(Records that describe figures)
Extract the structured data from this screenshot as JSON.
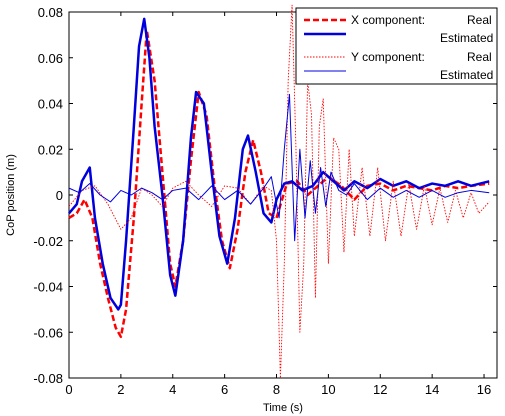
{
  "chart_data": {
    "type": "line",
    "title": "",
    "xlabel": "Time (s)",
    "ylabel": "CoP position (m)",
    "xlim": [
      0,
      16.5
    ],
    "ylim": [
      -0.08,
      0.08
    ],
    "xticks": [
      0,
      2,
      4,
      6,
      8,
      10,
      12,
      14,
      16
    ],
    "yticks": [
      -0.08,
      -0.06,
      -0.04,
      -0.02,
      0,
      0.02,
      0.04,
      0.06,
      0.08
    ],
    "xtick_labels": [
      "0",
      "2",
      "4",
      "6",
      "8",
      "10",
      "12",
      "14",
      "16"
    ],
    "ytick_labels": [
      "-0.08",
      "-0.06",
      "-0.04",
      "-0.02",
      "0",
      "0.02",
      "0.04",
      "0.06",
      "0.08"
    ],
    "grid": false,
    "legend_position": "top-right",
    "legend": {
      "group_x": "X component:",
      "group_y": "Y component:",
      "real": "Real",
      "estimated": "Estimated"
    },
    "series": [
      {
        "name": "X component: Real",
        "color": "#ff0000",
        "style": "dashed",
        "x": [
          0,
          0.3,
          0.6,
          0.9,
          1.2,
          1.5,
          1.8,
          2.0,
          2.2,
          2.5,
          2.8,
          3.0,
          3.3,
          3.6,
          3.9,
          4.1,
          4.4,
          4.7,
          5.0,
          5.3,
          5.6,
          5.9,
          6.2,
          6.5,
          6.8,
          7.1,
          7.4,
          7.7,
          8.0,
          8.4,
          8.8,
          9.2,
          9.6,
          10.0,
          10.5,
          11.0,
          11.5,
          12.0,
          12.5,
          13.0,
          13.5,
          14.0,
          14.5,
          15.0,
          15.5,
          16.2
        ],
        "y": [
          -0.01,
          -0.008,
          -0.002,
          -0.01,
          -0.03,
          -0.045,
          -0.058,
          -0.062,
          -0.05,
          -0.01,
          0.04,
          0.072,
          0.05,
          0.01,
          -0.03,
          -0.04,
          -0.02,
          0.015,
          0.045,
          0.035,
          0.005,
          -0.02,
          -0.032,
          -0.015,
          0.01,
          0.024,
          0.01,
          -0.008,
          -0.01,
          0.005,
          0.006,
          0,
          0.004,
          0.008,
          0.004,
          -0.002,
          0.004,
          0.005,
          0.002,
          0.004,
          0.003,
          0.002,
          0.004,
          0.003,
          0.004,
          0.005
        ]
      },
      {
        "name": "X component: Estimated",
        "color": "#0000dd",
        "style": "solid-thick",
        "x": [
          0,
          0.3,
          0.5,
          0.8,
          1.0,
          1.3,
          1.6,
          1.9,
          2.0,
          2.2,
          2.5,
          2.7,
          2.9,
          3.1,
          3.3,
          3.6,
          3.9,
          4.1,
          4.4,
          4.7,
          4.9,
          5.2,
          5.5,
          5.8,
          6.1,
          6.4,
          6.7,
          6.9,
          7.2,
          7.5,
          7.8,
          8.0,
          8.3,
          8.6,
          9.0,
          9.4,
          9.8,
          10.2,
          10.6,
          11.0,
          11.5,
          12.0,
          12.5,
          13.0,
          13.5,
          14.0,
          14.5,
          15.0,
          15.5,
          16.2
        ],
        "y": [
          -0.008,
          -0.004,
          0.006,
          0.012,
          -0.01,
          -0.03,
          -0.045,
          -0.05,
          -0.048,
          -0.02,
          0.03,
          0.065,
          0.077,
          0.06,
          0.03,
          0.0,
          -0.035,
          -0.044,
          -0.02,
          0.025,
          0.045,
          0.04,
          0.01,
          -0.018,
          -0.03,
          -0.01,
          0.02,
          0.026,
          0.01,
          -0.008,
          -0.012,
          -0.002,
          0.005,
          0.006,
          0.002,
          0.004,
          0.01,
          0.006,
          0.002,
          0.006,
          0.003,
          0.007,
          0.004,
          0.006,
          0.003,
          0.005,
          0.004,
          0.006,
          0.004,
          0.006
        ]
      },
      {
        "name": "Y component: Real",
        "color": "#ff0000",
        "style": "dotted",
        "x": [
          0,
          0.5,
          1.0,
          1.5,
          2.0,
          2.4,
          2.8,
          3.2,
          3.6,
          4.0,
          4.5,
          5.0,
          5.5,
          6.0,
          6.5,
          7.0,
          7.5,
          7.8,
          8.0,
          8.15,
          8.3,
          8.45,
          8.6,
          8.75,
          8.9,
          9.05,
          9.2,
          9.35,
          9.5,
          9.65,
          9.8,
          10.0,
          10.2,
          10.4,
          10.6,
          10.8,
          11.0,
          11.3,
          11.6,
          11.9,
          12.2,
          12.5,
          12.8,
          13.1,
          13.4,
          13.7,
          14.0,
          14.3,
          14.6,
          14.9,
          15.2,
          15.5,
          15.8,
          16.2
        ],
        "y": [
          -0.005,
          0.002,
          0.004,
          -0.004,
          -0.015,
          -0.01,
          0.003,
          0.0,
          -0.005,
          0.003,
          0.006,
          0.0,
          -0.005,
          0.004,
          0.003,
          -0.004,
          0.004,
          0.002,
          -0.02,
          -0.08,
          -0.03,
          0.05,
          0.083,
          0.02,
          -0.06,
          -0.03,
          0.05,
          0.035,
          -0.045,
          0.03,
          0.042,
          -0.03,
          0.025,
          0.02,
          -0.025,
          0.02,
          -0.018,
          0.012,
          -0.018,
          0.012,
          -0.02,
          0.006,
          -0.018,
          0.005,
          -0.015,
          0.004,
          -0.013,
          0.003,
          -0.012,
          0.002,
          -0.01,
          0.001,
          -0.008,
          -0.003
        ]
      },
      {
        "name": "Y component: Estimated",
        "color": "#0000dd",
        "style": "solid-thin",
        "x": [
          0,
          0.4,
          0.8,
          1.2,
          1.6,
          2.0,
          2.4,
          2.8,
          3.2,
          3.6,
          4.0,
          4.5,
          5.0,
          5.5,
          6.0,
          6.5,
          7.0,
          7.5,
          7.8,
          8.1,
          8.3,
          8.5,
          8.7,
          8.9,
          9.1,
          9.3,
          9.5,
          9.7,
          9.9,
          10.1,
          10.4,
          10.7,
          11.0,
          11.5,
          12.0,
          12.5,
          13.0,
          13.5,
          14.0,
          14.5,
          15.0,
          15.5,
          16.2
        ],
        "y": [
          0.003,
          0.001,
          0.005,
          0.0,
          -0.003,
          0.002,
          0.0,
          0.003,
          0.001,
          -0.002,
          0.002,
          0.003,
          -0.002,
          0.004,
          -0.002,
          0.002,
          -0.004,
          0.003,
          0.008,
          -0.01,
          0.02,
          0.044,
          -0.02,
          0.02,
          -0.01,
          0.015,
          -0.008,
          0.012,
          -0.005,
          0.01,
          0.002,
          0.0,
          0.005,
          -0.002,
          0.003,
          -0.001,
          0.002,
          -0.001,
          0.002,
          -0.001,
          0.001,
          0.002,
          0.001
        ]
      }
    ]
  }
}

WHAT THE EXERCISE ASKS: Out of the preceding entries, pull every line containing the string "Estimated".

RESPONSE FOR THIS EXERCISE:
      "estimated": "Estimated"
        "name": "X component: Estimated",
        "name": "Y component: Estimated",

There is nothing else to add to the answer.